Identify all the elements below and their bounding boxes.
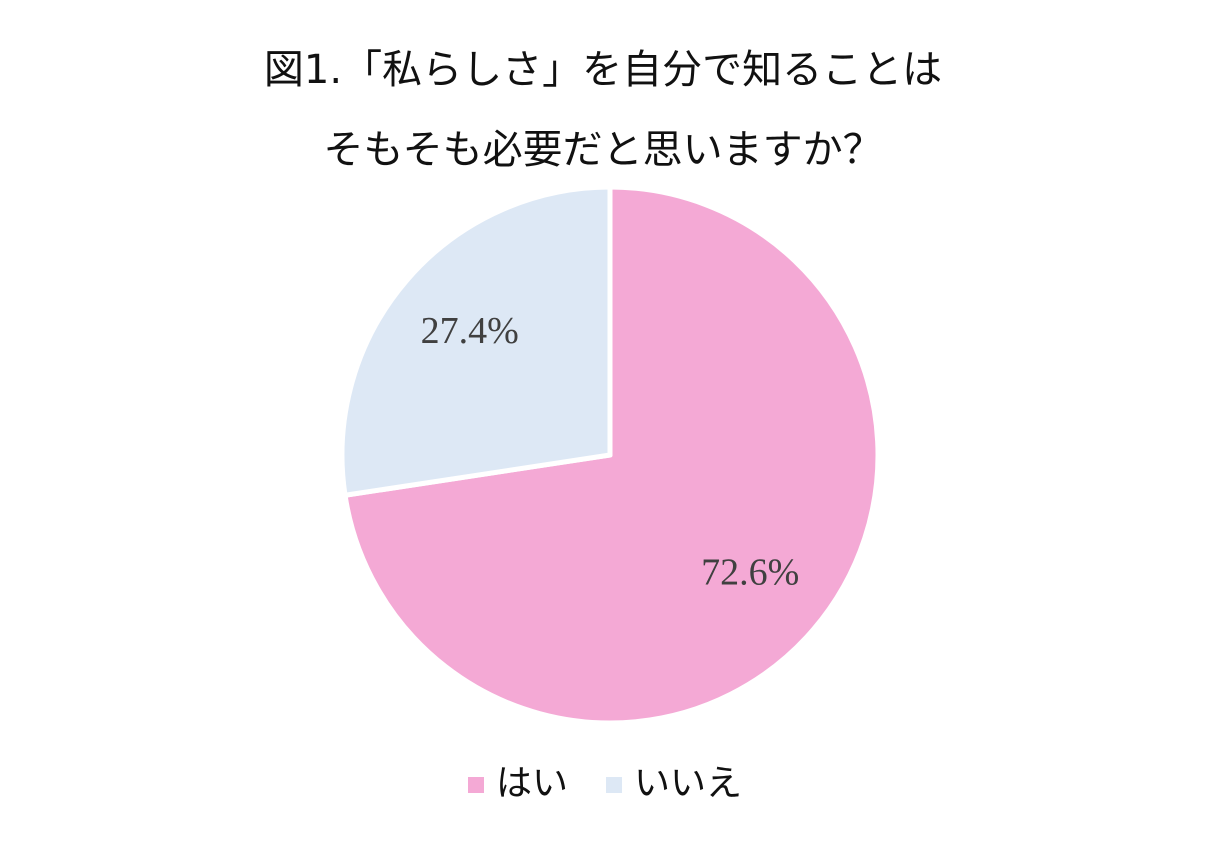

---

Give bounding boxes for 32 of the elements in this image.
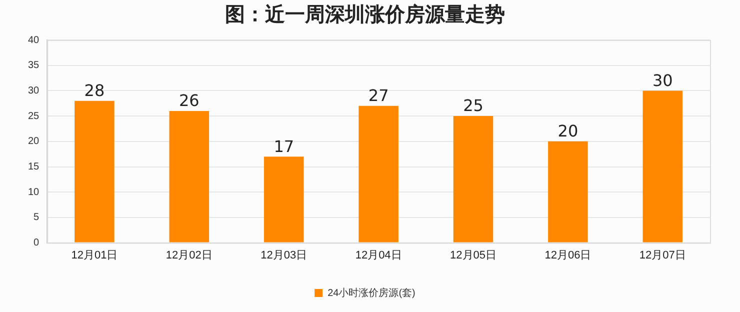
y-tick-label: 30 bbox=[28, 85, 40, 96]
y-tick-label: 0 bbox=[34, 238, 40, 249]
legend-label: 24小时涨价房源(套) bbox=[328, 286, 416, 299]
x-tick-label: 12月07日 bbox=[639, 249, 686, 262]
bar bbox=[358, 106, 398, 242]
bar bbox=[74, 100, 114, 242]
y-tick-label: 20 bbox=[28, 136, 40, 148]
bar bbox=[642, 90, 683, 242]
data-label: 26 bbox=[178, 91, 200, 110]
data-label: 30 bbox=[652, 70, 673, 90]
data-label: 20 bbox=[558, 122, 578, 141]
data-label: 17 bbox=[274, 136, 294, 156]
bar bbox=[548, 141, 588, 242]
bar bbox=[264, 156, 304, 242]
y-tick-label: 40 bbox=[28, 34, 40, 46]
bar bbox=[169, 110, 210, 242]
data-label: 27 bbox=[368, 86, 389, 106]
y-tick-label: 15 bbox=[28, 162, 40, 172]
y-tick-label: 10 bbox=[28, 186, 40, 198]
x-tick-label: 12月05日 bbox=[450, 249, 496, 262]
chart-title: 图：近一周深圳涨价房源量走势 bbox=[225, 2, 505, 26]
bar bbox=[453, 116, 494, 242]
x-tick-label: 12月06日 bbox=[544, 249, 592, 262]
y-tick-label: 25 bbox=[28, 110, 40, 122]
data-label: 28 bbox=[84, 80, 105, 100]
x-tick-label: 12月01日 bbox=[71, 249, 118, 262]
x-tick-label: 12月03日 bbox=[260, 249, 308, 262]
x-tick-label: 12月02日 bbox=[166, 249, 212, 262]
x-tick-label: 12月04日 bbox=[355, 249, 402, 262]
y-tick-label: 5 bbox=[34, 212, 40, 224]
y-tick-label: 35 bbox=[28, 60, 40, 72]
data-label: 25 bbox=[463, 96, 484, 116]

---

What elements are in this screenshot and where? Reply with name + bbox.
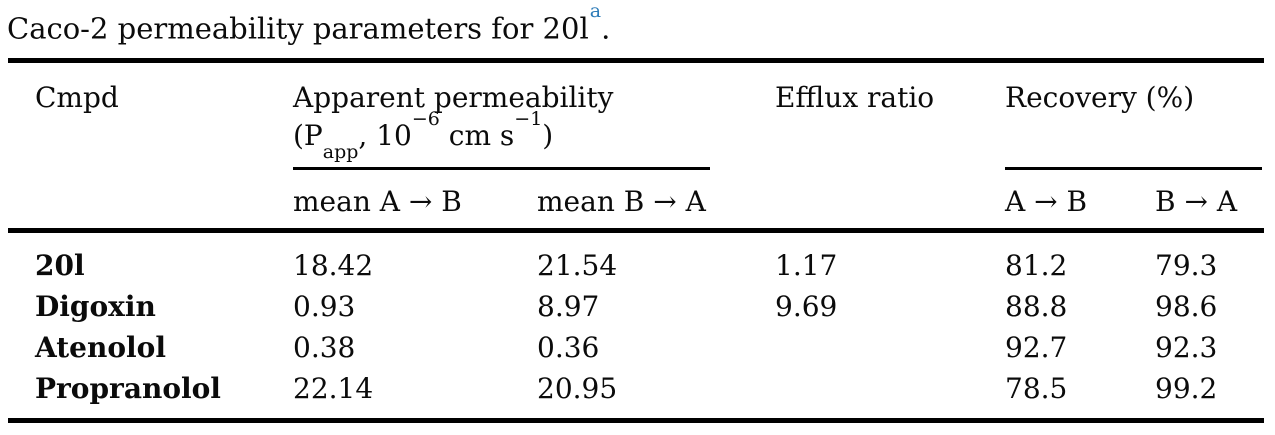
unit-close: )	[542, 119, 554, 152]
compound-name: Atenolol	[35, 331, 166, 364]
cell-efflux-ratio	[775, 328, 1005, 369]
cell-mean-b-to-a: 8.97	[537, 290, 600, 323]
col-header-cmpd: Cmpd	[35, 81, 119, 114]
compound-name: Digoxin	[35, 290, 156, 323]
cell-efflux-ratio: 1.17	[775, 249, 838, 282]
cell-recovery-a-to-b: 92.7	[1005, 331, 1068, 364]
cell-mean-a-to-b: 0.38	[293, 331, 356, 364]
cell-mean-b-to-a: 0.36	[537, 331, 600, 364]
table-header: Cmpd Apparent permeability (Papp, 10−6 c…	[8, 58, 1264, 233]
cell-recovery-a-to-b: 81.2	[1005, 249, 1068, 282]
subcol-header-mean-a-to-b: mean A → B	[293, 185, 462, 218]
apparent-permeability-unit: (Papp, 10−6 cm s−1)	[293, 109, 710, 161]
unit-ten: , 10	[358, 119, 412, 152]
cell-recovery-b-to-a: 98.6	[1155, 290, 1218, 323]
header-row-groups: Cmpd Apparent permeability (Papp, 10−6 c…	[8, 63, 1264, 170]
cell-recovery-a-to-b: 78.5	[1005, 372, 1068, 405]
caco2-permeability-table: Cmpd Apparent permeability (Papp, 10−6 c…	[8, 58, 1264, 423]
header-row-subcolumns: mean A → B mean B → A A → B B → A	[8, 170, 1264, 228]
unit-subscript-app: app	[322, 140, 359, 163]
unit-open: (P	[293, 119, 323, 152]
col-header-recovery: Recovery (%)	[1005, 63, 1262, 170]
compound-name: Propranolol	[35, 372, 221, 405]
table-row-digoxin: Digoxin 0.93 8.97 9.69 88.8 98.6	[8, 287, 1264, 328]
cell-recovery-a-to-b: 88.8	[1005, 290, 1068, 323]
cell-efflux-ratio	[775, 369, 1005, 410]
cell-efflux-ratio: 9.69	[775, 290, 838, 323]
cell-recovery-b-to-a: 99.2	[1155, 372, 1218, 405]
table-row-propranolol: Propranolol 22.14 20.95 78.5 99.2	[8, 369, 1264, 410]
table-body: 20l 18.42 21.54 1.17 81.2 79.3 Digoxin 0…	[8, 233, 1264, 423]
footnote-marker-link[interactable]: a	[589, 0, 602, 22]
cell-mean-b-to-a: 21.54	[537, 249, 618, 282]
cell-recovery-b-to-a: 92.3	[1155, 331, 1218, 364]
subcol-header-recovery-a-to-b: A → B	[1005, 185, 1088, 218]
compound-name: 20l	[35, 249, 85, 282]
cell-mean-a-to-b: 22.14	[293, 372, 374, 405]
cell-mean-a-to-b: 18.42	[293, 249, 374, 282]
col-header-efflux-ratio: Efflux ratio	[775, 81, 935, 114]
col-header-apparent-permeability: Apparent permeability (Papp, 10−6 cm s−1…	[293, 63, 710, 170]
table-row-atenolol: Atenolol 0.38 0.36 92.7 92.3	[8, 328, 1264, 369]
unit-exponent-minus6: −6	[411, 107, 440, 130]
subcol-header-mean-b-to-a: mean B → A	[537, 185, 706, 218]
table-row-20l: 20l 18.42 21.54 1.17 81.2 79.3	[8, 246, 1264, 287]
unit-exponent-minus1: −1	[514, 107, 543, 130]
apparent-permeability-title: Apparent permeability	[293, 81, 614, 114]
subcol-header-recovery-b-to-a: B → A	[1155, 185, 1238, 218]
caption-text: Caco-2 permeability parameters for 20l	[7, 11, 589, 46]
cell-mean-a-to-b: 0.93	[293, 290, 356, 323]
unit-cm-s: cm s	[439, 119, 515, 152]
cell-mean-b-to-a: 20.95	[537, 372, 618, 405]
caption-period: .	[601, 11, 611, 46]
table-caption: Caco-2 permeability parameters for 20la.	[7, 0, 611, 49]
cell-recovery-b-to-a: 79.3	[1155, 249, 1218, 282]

_What is needed_
Which lines in the material above contain the string "Digoxin"? Gather every one of them and copy each line in full.

_The output_
compound-name: Digoxin	[35, 290, 156, 323]
table-row-digoxin: Digoxin 0.93 8.97 9.69 88.8 98.6	[8, 287, 1264, 328]
table-body: 20l 18.42 21.54 1.17 81.2 79.3 Digoxin 0…	[8, 233, 1264, 423]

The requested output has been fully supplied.